● **Given records**:
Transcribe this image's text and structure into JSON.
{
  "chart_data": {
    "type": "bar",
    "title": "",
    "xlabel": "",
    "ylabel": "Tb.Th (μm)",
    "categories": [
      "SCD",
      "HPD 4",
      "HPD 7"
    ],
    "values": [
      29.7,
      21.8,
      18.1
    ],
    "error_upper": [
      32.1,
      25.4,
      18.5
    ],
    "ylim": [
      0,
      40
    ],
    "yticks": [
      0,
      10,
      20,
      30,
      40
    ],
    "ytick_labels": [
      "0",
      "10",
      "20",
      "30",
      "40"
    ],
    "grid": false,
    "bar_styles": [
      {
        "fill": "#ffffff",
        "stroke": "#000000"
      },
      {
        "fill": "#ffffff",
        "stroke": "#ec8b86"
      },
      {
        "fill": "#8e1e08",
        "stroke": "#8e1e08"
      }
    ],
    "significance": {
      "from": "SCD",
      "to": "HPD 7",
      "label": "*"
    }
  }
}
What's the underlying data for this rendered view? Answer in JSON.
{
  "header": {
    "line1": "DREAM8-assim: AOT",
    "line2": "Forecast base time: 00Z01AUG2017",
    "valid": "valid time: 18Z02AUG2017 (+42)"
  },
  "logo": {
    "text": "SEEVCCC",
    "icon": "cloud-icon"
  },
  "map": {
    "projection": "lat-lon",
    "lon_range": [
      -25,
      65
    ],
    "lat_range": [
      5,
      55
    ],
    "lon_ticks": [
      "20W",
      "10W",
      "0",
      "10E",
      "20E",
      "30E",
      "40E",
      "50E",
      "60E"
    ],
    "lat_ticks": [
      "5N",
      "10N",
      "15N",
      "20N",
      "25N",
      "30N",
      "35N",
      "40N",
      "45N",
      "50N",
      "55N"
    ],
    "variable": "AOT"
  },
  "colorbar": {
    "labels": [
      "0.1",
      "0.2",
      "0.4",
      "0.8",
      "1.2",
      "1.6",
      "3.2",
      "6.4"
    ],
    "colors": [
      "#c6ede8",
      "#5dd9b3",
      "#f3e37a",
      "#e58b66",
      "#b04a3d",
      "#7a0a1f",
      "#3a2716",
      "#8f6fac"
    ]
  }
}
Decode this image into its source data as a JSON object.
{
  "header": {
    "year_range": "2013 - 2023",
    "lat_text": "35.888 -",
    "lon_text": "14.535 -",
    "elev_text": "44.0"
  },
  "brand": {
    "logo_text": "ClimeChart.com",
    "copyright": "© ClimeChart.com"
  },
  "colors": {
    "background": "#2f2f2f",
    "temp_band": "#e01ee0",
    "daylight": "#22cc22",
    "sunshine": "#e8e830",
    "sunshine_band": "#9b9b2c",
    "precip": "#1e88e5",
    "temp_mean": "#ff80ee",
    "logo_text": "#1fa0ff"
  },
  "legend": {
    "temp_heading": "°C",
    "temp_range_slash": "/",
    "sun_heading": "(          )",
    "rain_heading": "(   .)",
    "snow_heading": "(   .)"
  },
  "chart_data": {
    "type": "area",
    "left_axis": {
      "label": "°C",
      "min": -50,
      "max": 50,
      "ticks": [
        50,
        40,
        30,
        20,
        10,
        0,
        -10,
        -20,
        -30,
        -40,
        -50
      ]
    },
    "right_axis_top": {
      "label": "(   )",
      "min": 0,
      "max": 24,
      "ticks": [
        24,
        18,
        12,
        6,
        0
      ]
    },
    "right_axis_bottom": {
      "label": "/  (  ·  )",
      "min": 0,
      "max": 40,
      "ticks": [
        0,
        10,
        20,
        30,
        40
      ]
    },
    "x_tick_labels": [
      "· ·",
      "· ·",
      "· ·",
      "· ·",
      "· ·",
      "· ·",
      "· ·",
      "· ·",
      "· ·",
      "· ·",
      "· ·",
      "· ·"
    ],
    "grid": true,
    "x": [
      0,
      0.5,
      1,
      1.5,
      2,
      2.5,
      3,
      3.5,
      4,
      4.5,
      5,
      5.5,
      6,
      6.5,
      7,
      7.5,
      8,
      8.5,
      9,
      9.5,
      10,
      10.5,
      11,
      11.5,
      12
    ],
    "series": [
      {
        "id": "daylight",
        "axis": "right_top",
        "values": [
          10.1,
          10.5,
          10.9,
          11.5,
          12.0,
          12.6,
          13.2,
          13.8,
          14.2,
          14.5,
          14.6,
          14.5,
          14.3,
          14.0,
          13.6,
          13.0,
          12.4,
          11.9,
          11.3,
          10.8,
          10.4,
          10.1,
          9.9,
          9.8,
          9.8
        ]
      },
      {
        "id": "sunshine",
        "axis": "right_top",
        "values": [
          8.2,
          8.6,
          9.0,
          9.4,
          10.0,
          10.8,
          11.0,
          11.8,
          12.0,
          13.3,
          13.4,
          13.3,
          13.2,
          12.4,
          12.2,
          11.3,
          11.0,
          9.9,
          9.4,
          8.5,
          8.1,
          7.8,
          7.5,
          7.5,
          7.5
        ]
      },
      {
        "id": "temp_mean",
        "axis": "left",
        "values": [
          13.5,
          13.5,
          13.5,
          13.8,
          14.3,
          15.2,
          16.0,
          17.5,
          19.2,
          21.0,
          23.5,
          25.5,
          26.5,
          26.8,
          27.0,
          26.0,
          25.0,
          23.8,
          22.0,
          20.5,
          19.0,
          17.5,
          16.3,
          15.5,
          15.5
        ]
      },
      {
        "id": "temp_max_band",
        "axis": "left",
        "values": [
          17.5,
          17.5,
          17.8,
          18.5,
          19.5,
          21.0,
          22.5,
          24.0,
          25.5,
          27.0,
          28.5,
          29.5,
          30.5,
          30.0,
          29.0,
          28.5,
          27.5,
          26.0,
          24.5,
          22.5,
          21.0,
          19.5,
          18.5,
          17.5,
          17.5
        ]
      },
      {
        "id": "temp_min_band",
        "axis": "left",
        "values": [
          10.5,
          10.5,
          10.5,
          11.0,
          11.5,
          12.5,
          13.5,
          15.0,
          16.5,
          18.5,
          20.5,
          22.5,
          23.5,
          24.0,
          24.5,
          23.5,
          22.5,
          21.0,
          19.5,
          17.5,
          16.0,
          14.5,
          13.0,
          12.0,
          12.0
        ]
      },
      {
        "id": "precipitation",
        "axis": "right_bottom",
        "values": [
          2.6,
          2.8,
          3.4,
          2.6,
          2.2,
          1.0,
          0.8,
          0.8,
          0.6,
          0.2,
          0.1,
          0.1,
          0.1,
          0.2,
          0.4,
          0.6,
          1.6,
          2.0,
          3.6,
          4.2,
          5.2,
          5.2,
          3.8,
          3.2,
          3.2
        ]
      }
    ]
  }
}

● **Exercise brief**: Check each line of the records above for the word "this", then give the number of lines that have it, with no other words.

● **Finished task**: 3